[Start Provided entries]
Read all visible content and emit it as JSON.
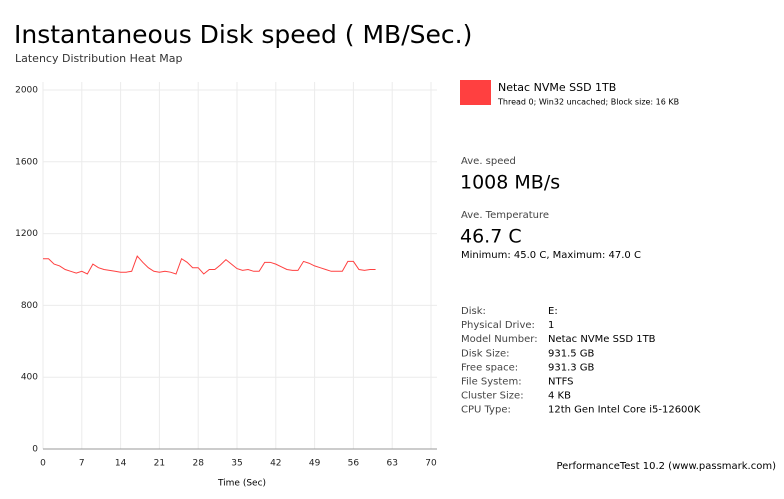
{
  "chart_data": {
    "type": "line",
    "title": "Instantaneous Disk speed ( MB/Sec.)",
    "subtitle": "Latency Distribution Heat Map",
    "x_label": "Time (Sec)",
    "x": [
      0,
      1,
      2,
      3,
      4,
      5,
      6,
      7,
      8,
      9,
      10,
      11,
      12,
      13,
      14,
      15,
      16,
      17,
      18,
      19,
      20,
      21,
      22,
      23,
      24,
      25,
      26,
      27,
      28,
      29,
      30,
      31,
      32,
      33,
      34,
      35,
      36,
      37,
      38,
      39,
      40,
      41,
      42,
      43,
      44,
      45,
      46,
      47,
      48,
      49,
      50,
      51,
      52,
      53,
      54,
      55,
      56,
      57,
      58,
      59,
      60
    ],
    "series": [
      {
        "name": "Netac NVMe SSD 1TB",
        "color": "#ff4040",
        "values": [
          1060,
          1060,
          1030,
          1020,
          1000,
          990,
          980,
          990,
          975,
          1030,
          1010,
          1000,
          995,
          990,
          985,
          985,
          990,
          1075,
          1040,
          1010,
          990,
          985,
          990,
          985,
          975,
          1060,
          1040,
          1010,
          1010,
          975,
          1000,
          1000,
          1025,
          1055,
          1030,
          1005,
          995,
          1000,
          990,
          990,
          1040,
          1040,
          1030,
          1015,
          1000,
          995,
          995,
          1045,
          1035,
          1020,
          1010,
          1000,
          990,
          990,
          990,
          1045,
          1045,
          1000,
          995,
          1000,
          1000
        ]
      }
    ],
    "xlim": [
      0,
      70
    ],
    "xticks": [
      0,
      7,
      14,
      21,
      28,
      35,
      42,
      49,
      56,
      63,
      70
    ],
    "ylim": [
      0,
      2000
    ],
    "yticks": [
      0,
      400,
      800,
      1200,
      1600,
      2000
    ],
    "grid": true
  },
  "legend_note": "Thread 0; Win32 uncached; Block size: 16 KB",
  "stats": [
    {
      "label": "Ave. speed",
      "value": "1008 MB/s"
    },
    {
      "label": "Ave. Temperature",
      "value": "46.7 C",
      "note": "Minimum: 45.0 C, Maximum: 47.0 C"
    }
  ],
  "info": [
    [
      "Disk:",
      "E:"
    ],
    [
      "Physical Drive:",
      "1"
    ],
    [
      "Model Number:",
      "Netac NVMe SSD 1TB"
    ],
    [
      "Disk Size:",
      "931.5 GB"
    ],
    [
      "Free space:",
      "931.3 GB"
    ],
    [
      "File System:",
      "NTFS"
    ],
    [
      "Cluster Size:",
      "4 KB"
    ],
    [
      "CPU Type:",
      "12th Gen Intel Core i5-12600K"
    ]
  ],
  "footer": "PerformanceTest 10.2 (www.passmark.com)"
}
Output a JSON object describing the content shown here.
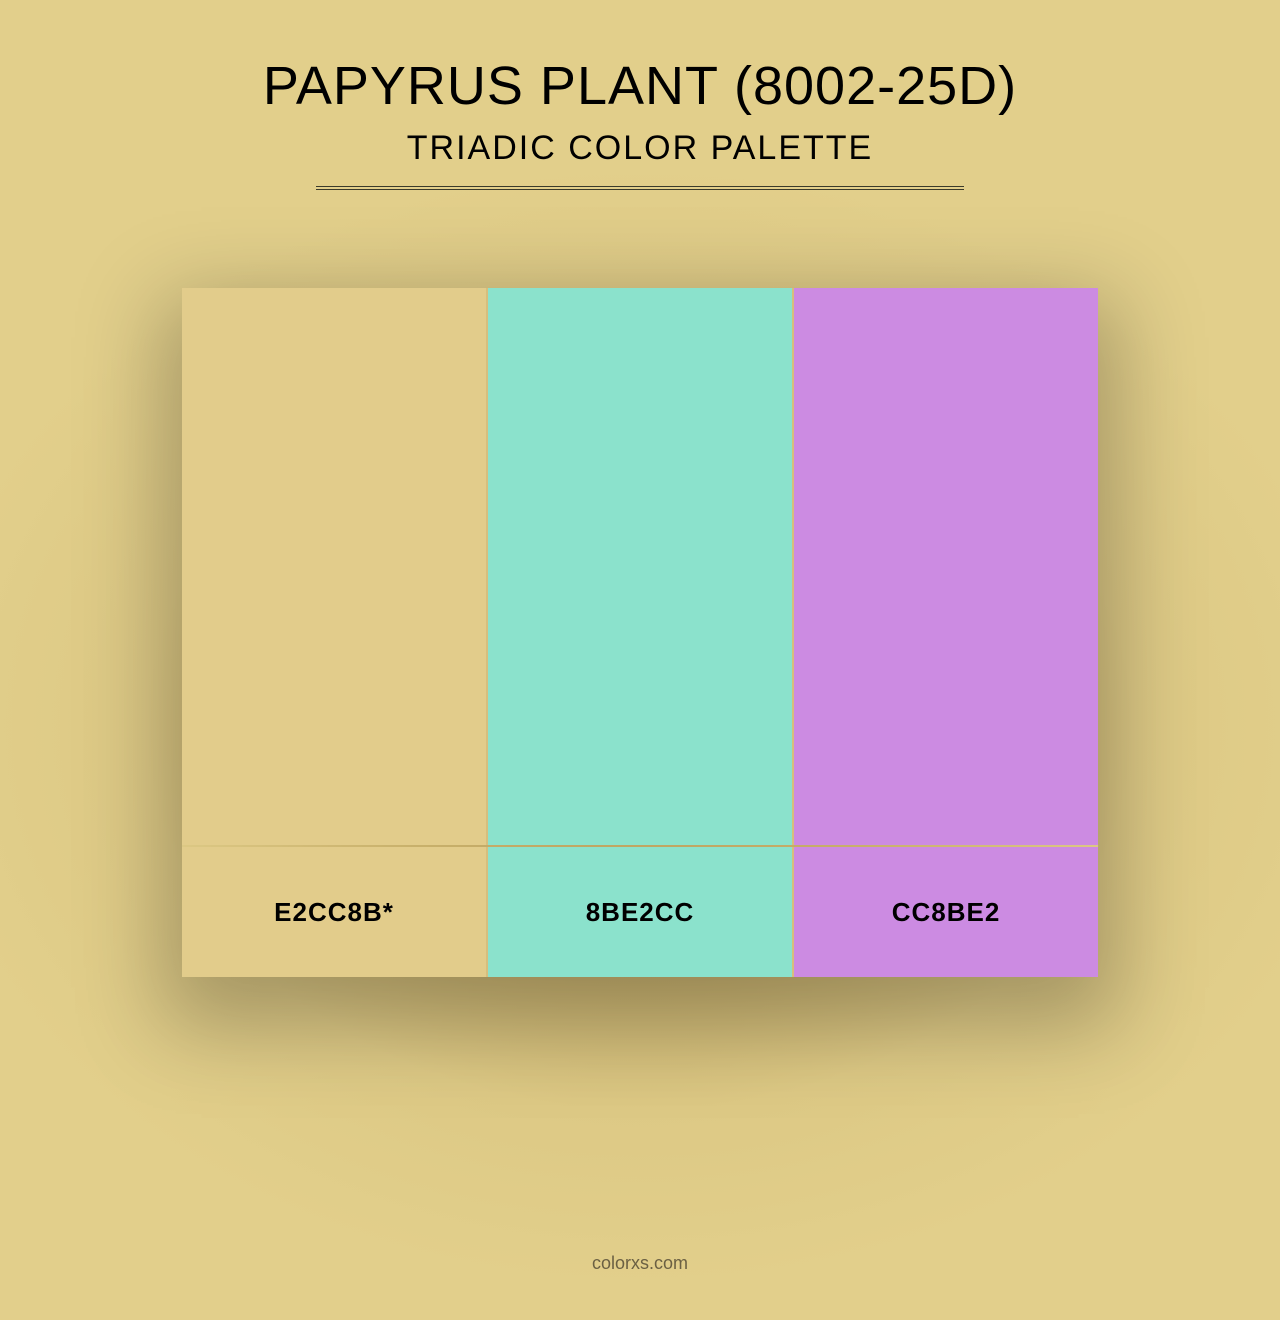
{
  "header": {
    "title": "PAPYRUS PLANT (8002-25D)",
    "subtitle": "TRIADIC COLOR PALETTE"
  },
  "palette": {
    "type": "triadic",
    "background_color": "#e2cf8b",
    "vignette_inner": "#b59a58",
    "divider_color": "#3a3a2a",
    "gap_color": "#d6be7d",
    "shadow_color": "rgba(0,0,0,0.25)",
    "title_fontsize": 54,
    "subtitle_fontsize": 34,
    "label_fontsize": 26,
    "swatches": [
      {
        "hex": "#E2CC8B",
        "label": "E2CC8B*",
        "swatch_bg": "#e2cc8b",
        "label_bg": "#e2cc8b"
      },
      {
        "hex": "#8BE2CC",
        "label": "8BE2CC",
        "swatch_bg": "#8be2cc",
        "label_bg": "#8be2cc"
      },
      {
        "hex": "#CC8BE2",
        "label": "CC8BE2",
        "swatch_bg": "#cc8be2",
        "label_bg": "#cc8be2"
      }
    ]
  },
  "footer": {
    "text": "colorxs.com",
    "color": "#6b6043"
  }
}
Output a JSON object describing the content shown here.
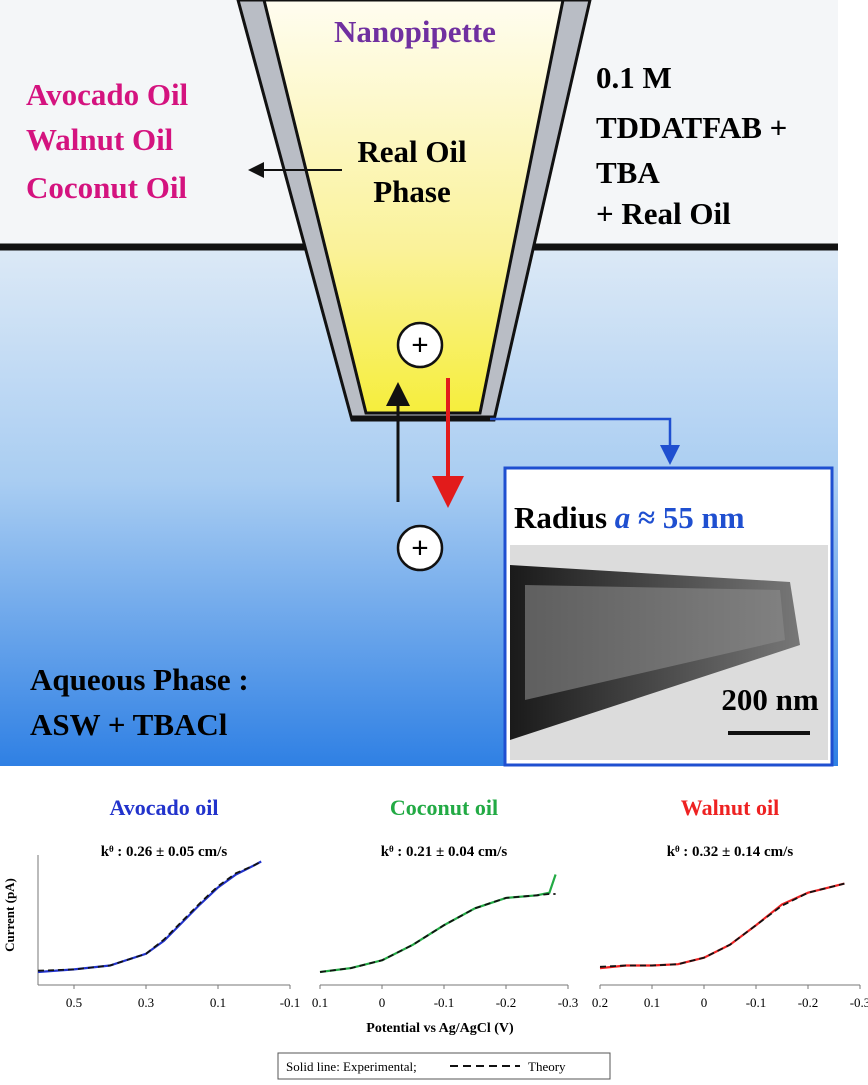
{
  "diagram": {
    "pipette_label": "Nanopipette",
    "oils": [
      "Avocado Oil",
      "Walnut Oil",
      "Coconut Oil"
    ],
    "inner_label": [
      "Real Oil",
      "Phase"
    ],
    "solution": [
      "0.1 M",
      "TDDATFAB +",
      "TBA",
      "+ Real Oil"
    ],
    "ions": [
      "+",
      "+"
    ],
    "inset": {
      "title_prefix": "Radius",
      "title_var": "a",
      "title_suffix": "≈ 55 nm",
      "scale": "200 nm"
    },
    "aqueous": [
      "Aqueous Phase :",
      "ASW + TBACl"
    ]
  },
  "shared_axes": {
    "x_label": "Potential vs Ag/AgCl (V)",
    "y_label": "Current (pA)"
  },
  "legend": {
    "solid_label": "Solid line: Experimental;",
    "dashed_label": "Theory"
  },
  "chart_data": [
    {
      "type": "line",
      "title": "Avocado oil",
      "title_color": "#2233cc",
      "annotation": "kᶿ : 0.26 ± 0.05 cm/s",
      "x": [
        0.6,
        0.5,
        0.4,
        0.3,
        0.25,
        0.2,
        0.15,
        0.1,
        0.05,
        0,
        -0.02
      ],
      "series": [
        {
          "color": "#2233cc",
          "style": "solid",
          "values": [
            0.1,
            0.12,
            0.15,
            0.24,
            0.34,
            0.48,
            0.62,
            0.75,
            0.85,
            0.92,
            0.95
          ]
        },
        {
          "color": "#111111",
          "style": "dashed",
          "values": [
            0.11,
            0.12,
            0.15,
            0.24,
            0.35,
            0.49,
            0.63,
            0.76,
            0.86,
            0.92,
            0.95
          ]
        }
      ],
      "xlim": [
        0.6,
        -0.1
      ],
      "xticks": [
        0.5,
        0.3,
        0.1,
        -0.1
      ],
      "ylim": [
        0,
        1
      ],
      "left_axis": true
    },
    {
      "type": "line",
      "title": "Coconut oil",
      "title_color": "#22aa44",
      "annotation": "kᶿ : 0.21 ± 0.04 cm/s",
      "x": [
        0.1,
        0.05,
        0,
        -0.05,
        -0.1,
        -0.15,
        -0.2,
        -0.25,
        -0.27,
        -0.28
      ],
      "series": [
        {
          "color": "#22aa44",
          "style": "solid",
          "values": [
            0.1,
            0.13,
            0.19,
            0.31,
            0.46,
            0.59,
            0.67,
            0.69,
            0.71,
            0.85
          ]
        },
        {
          "color": "#111111",
          "style": "dashed",
          "values": [
            0.1,
            0.13,
            0.19,
            0.31,
            0.46,
            0.59,
            0.67,
            0.69,
            0.7,
            0.7
          ]
        }
      ],
      "xlim": [
        0.1,
        -0.3
      ],
      "xticks": [
        0.1,
        0,
        -0.1,
        -0.2,
        -0.3
      ],
      "ylim": [
        0,
        1
      ],
      "left_axis": false
    },
    {
      "type": "line",
      "title": "Walnut oil",
      "title_color": "#ee2222",
      "annotation": "kᶿ : 0.32 ± 0.14 cm/s",
      "x": [
        0.2,
        0.15,
        0.1,
        0.05,
        0,
        -0.05,
        -0.1,
        -0.15,
        -0.2,
        -0.25,
        -0.27
      ],
      "series": [
        {
          "color": "#ee2222",
          "style": "solid",
          "values": [
            0.13,
            0.15,
            0.15,
            0.16,
            0.21,
            0.31,
            0.46,
            0.62,
            0.71,
            0.76,
            0.78
          ]
        },
        {
          "color": "#111111",
          "style": "dashed",
          "values": [
            0.14,
            0.15,
            0.15,
            0.16,
            0.21,
            0.31,
            0.46,
            0.61,
            0.71,
            0.76,
            0.78
          ]
        }
      ],
      "xlim": [
        0.2,
        -0.3
      ],
      "xticks": [
        0.2,
        0.1,
        0,
        -0.1,
        -0.2,
        -0.3
      ],
      "ylim": [
        0,
        1
      ],
      "left_axis": false
    }
  ]
}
[End Provided entries]
Return each full line of the entries that contains the word "Disk".

    "title": "Instantaneous Disk speed ( MB/Sec.)",
      "Disk:",
      "Disk Size:",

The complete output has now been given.